Dataset records
----------

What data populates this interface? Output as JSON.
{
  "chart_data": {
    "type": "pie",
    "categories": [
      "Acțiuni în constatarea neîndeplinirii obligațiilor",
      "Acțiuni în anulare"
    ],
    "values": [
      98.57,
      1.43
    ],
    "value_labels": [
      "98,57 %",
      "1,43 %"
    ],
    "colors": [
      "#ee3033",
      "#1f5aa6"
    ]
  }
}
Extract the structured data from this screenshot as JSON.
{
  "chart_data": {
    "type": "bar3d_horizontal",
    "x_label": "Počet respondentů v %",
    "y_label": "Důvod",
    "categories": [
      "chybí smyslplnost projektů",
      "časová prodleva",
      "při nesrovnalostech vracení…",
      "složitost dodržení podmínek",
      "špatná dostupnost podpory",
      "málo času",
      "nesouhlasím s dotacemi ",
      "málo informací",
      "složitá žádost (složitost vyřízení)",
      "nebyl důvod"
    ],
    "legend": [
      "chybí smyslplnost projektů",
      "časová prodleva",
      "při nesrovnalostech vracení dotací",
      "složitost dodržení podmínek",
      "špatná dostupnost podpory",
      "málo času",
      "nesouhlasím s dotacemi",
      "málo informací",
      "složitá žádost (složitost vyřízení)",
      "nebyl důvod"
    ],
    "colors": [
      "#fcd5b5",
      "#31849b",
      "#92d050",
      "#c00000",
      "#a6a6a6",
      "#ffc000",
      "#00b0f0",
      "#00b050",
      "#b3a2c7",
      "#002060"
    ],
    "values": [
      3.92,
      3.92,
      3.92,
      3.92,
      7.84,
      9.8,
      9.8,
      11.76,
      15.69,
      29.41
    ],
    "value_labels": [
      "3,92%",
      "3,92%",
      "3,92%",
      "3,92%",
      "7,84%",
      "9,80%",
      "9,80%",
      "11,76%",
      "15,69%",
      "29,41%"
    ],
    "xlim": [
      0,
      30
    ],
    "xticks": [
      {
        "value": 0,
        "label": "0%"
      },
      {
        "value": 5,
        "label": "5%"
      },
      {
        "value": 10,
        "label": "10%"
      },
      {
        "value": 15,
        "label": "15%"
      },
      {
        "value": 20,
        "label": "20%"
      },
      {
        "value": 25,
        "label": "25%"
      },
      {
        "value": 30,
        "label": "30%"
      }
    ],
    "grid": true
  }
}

----------

Given request => Please restate the data word for word, every record included.

Correct result =>
What data populates this interface? Output as JSON.
{
  "chart_data": {
    "type": "pie",
    "categories": [
      "Acțiuni în constatarea neîndeplinirii obligațiilor",
      "Acțiuni în anulare"
    ],
    "values": [
      98.57,
      1.43
    ],
    "value_labels": [
      "98,57 %",
      "1,43 %"
    ],
    "colors": [
      "#ee3033",
      "#1f5aa6"
    ]
  }
}
Extract the structured data from this screenshot as JSON.
{
  "chart_data": {
    "type": "bar3d_horizontal",
    "x_label": "Počet respondentů v %",
    "y_label": "Důvod",
    "categories": [
      "chybí smyslplnost projektů",
      "časová prodleva",
      "při nesrovnalostech vracení…",
      "složitost dodržení podmínek",
      "špatná dostupnost podpory",
      "málo času",
      "nesouhlasím s dotacemi ",
      "málo informací",
      "složitá žádost (složitost vyřízení)",
      "nebyl důvod"
    ],
    "legend": [
      "chybí smyslplnost projektů",
      "časová prodleva",
      "při nesrovnalostech vracení dotací",
      "složitost dodržení podmínek",
      "špatná dostupnost podpory",
      "málo času",
      "nesouhlasím s dotacemi",
      "málo informací",
      "složitá žádost (složitost vyřízení)",
      "nebyl důvod"
    ],
    "colors": [
      "#fcd5b5",
      "#31849b",
      "#92d050",
      "#c00000",
      "#a6a6a6",
      "#ffc000",
      "#00b0f0",
      "#00b050",
      "#b3a2c7",
      "#002060"
    ],
    "values": [
      3.92,
      3.92,
      3.92,
      3.92,
      7.84,
      9.8,
      9.8,
      11.76,
      15.69,
      29.41
    ],
    "value_labels": [
      "3,92%",
      "3,92%",
      "3,92%",
      "3,92%",
      "7,84%",
      "9,80%",
      "9,80%",
      "11,76%",
      "15,69%",
      "29,41%"
    ],
    "xlim": [
      0,
      30
    ],
    "xticks": [
      {
        "value": 0,
        "label": "0%"
      },
      {
        "value": 5,
        "label": "5%"
      },
      {
        "value": 10,
        "label": "10%"
      },
      {
        "value": 15,
        "label": "15%"
      },
      {
        "value": 20,
        "label": "20%"
      },
      {
        "value": 25,
        "label": "25%"
      },
      {
        "value": 30,
        "label": "30%"
      }
    ],
    "grid": true
  }
}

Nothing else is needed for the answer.